[start Given entries]
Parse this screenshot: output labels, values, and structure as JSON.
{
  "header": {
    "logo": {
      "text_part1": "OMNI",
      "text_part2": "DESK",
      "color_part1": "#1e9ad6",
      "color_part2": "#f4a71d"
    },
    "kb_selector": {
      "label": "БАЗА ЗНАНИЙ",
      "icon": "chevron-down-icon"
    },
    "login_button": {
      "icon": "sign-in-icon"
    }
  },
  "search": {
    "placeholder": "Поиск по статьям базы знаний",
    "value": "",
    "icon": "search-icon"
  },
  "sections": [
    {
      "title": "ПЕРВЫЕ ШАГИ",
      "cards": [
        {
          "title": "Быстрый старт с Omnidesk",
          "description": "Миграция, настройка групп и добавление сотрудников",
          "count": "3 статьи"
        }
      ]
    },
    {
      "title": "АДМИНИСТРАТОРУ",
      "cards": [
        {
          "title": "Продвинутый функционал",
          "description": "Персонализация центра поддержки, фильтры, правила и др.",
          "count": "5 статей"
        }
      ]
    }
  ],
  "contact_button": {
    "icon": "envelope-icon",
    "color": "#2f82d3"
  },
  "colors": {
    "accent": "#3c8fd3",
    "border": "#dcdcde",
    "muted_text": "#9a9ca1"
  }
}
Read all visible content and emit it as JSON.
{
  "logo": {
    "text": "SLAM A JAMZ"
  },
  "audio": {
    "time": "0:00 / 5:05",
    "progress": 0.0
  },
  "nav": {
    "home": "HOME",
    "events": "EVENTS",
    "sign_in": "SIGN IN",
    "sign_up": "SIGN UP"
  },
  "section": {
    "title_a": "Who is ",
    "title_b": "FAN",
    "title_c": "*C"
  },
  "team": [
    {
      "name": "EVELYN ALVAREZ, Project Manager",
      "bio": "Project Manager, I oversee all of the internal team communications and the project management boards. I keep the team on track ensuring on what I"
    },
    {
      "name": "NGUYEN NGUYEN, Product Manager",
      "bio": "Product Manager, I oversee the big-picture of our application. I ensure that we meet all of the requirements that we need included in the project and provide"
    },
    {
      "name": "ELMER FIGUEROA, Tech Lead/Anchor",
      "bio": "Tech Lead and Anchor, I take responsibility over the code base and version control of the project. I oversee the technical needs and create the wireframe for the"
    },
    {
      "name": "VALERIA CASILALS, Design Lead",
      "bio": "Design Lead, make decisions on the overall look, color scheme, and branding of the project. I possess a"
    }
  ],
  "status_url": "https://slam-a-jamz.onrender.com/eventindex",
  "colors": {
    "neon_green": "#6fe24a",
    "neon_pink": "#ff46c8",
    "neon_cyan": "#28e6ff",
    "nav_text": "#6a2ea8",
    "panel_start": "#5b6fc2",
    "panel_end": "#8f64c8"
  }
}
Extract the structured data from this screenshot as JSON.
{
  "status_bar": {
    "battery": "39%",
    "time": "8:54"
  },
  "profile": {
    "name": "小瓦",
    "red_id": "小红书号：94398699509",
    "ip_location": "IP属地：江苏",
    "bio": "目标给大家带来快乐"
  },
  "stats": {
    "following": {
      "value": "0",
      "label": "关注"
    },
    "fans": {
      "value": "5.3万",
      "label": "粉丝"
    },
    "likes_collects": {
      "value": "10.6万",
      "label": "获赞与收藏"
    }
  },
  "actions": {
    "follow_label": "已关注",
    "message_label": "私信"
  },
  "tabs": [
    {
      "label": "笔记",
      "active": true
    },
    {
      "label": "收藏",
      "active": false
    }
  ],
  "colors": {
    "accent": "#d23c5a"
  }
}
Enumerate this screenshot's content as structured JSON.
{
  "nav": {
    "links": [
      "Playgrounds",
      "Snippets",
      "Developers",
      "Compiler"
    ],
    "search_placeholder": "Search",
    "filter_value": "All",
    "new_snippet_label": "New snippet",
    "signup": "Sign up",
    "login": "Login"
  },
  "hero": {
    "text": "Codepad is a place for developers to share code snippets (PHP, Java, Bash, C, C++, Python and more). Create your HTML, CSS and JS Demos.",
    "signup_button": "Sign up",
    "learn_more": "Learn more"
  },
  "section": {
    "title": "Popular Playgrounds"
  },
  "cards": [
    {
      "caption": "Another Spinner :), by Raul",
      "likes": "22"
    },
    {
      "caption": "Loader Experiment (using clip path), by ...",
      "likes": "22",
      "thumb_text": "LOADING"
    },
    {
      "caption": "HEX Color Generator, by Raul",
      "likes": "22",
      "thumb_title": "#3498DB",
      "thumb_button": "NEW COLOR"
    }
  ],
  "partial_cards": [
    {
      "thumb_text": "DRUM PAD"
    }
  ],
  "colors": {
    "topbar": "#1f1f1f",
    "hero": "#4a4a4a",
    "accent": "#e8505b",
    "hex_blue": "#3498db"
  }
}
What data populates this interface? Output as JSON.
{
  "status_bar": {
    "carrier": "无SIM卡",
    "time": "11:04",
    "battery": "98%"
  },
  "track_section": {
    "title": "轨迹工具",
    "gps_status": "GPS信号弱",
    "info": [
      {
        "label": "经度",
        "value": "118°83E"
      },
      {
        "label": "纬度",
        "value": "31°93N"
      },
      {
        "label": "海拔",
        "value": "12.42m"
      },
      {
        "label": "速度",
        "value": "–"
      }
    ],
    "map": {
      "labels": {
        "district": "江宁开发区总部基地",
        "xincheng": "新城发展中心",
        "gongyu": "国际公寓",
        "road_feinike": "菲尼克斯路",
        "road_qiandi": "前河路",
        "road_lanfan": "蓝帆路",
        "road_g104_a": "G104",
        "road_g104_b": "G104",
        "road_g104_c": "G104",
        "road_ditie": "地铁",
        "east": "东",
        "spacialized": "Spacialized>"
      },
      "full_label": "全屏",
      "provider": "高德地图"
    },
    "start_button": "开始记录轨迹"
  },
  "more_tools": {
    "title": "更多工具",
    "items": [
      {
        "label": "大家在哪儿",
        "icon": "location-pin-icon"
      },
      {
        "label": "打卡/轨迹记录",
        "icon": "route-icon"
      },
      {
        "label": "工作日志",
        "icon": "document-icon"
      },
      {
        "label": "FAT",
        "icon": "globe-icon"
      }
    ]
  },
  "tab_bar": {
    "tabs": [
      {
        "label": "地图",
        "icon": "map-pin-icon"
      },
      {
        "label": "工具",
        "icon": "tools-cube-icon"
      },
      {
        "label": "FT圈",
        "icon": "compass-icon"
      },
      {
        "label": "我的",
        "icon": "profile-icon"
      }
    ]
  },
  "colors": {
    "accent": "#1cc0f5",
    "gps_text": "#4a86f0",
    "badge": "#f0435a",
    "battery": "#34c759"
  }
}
[end Given entries]
Work to be completed =>
Your task is to pick out every line with the string "team" and copy it.

Solution to this exercise =>
  "team": [
      "bio": "Project Manager, I oversee all of the internal team communications and the project management boards. I keep the team on track ensuring on what I"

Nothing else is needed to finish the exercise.